Goal: Copy all the material that follows, keeping every character the same.

** start **

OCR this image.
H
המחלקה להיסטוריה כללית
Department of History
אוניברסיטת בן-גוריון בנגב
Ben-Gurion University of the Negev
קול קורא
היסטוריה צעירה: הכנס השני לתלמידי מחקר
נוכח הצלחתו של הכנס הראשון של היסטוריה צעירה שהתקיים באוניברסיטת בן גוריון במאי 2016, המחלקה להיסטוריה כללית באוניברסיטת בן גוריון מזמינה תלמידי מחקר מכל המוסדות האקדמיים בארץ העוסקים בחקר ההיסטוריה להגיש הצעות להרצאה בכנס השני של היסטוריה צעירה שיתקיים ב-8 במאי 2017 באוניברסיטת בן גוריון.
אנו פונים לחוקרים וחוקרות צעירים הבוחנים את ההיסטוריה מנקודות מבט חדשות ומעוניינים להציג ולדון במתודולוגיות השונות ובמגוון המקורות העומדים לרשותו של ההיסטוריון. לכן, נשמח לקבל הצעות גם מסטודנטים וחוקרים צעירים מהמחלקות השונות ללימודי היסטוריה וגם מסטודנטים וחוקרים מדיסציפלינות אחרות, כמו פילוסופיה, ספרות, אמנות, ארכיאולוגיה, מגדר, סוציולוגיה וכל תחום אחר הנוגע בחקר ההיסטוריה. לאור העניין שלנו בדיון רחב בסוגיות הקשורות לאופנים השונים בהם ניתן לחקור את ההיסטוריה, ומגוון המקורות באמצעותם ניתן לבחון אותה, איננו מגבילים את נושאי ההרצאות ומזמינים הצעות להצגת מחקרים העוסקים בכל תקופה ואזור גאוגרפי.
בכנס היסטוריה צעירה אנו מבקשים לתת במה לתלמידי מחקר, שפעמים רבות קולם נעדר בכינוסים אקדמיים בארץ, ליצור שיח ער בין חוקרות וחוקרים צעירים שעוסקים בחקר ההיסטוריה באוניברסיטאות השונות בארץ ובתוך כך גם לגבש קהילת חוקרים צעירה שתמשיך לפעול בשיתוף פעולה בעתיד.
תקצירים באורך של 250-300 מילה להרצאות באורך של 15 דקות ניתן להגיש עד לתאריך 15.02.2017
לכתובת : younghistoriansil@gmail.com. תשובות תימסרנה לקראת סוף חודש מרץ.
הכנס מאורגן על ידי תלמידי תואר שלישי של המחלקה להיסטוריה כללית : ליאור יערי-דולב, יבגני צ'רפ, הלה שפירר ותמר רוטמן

** end **

The completed task:
OCR this image.
H
המחלקה להיסטוריה כללית
Department of History
אוניברסיטת בן-גוריון בנגב
Ben-Gurion University of the Negev
קול קורא
היסטוריה צעירה: הכנס השני לתלמידי מחקר
נוכח הצלחתו של הכנס הראשון של היסטוריה צעירה שהתקיים באוניברסיטת בן גוריון במאי 2016, המחלקה להיסטוריה כללית באוניברסיטת בן גוריון מזמינה תלמידי מחקר מכל המוסדות האקדמיים בארץ העוסקים בחקר ההיסטוריה להגיש הצעות להרצאה בכנס השני של היסטוריה צעירה שיתקיים ב-8 במאי 2017 באוניברסיטת בן גוריון.
אנו פונים לחוקרים וחוקרות צעירים הבוחנים את ההיסטוריה מנקודות מבט חדשות ומעוניינים להציג ולדון במתודולוגיות השונות ובמגוון המקורות העומדים לרשותו של ההיסטוריון. לכן, נשמח לקבל הצעות גם מסטודנטים וחוקרים צעירים מהמחלקות השונות ללימודי היסטוריה וגם מסטודנטים וחוקרים מדיסציפלינות אחרות, כמו פילוסופיה, ספרות, אמנות, ארכיאולוגיה, מגדר, סוציולוגיה וכל תחום אחר הנוגע בחקר ההיסטוריה. לאור העניין שלנו בדיון רחב בסוגיות הקשורות לאופנים השונים בהם ניתן לחקור את ההיסטוריה, ומגוון המקורות באמצעותם ניתן לבחון אותה, איננו מגבילים את נושאי ההרצאות ומזמינים הצעות להצגת מחקרים העוסקים בכל תקופה ואזור גאוגרפי.
בכנס היסטוריה צעירה אנו מבקשים לתת במה לתלמידי מחקר, שפעמים רבות קולם נעדר בכינוסים אקדמיים בארץ, ליצור שיח ער בין חוקרות וחוקרים צעירים שעוסקים בחקר ההיסטוריה באוניברסיטאות השונות בארץ ובתוך כך גם לגבש קהילת חוקרים צעירה שתמשיך לפעול בשיתוף פעולה בעתיד.
תקצירים באורך של 250-300 מילה להרצאות באורך של 15 דקות ניתן להגיש עד לתאריך 15.02.2017
לכתובת : younghistoriansil@gmail.com. תשובות תימסרנה לקראת סוף חודש מרץ.
הכנס מאורגן על ידי תלמידי תואר שלישי של המחלקה להיסטוריה כללית : ליאור יערי-דולב, יבגני צ'רפ, הלה שפירר ותמר רוטמן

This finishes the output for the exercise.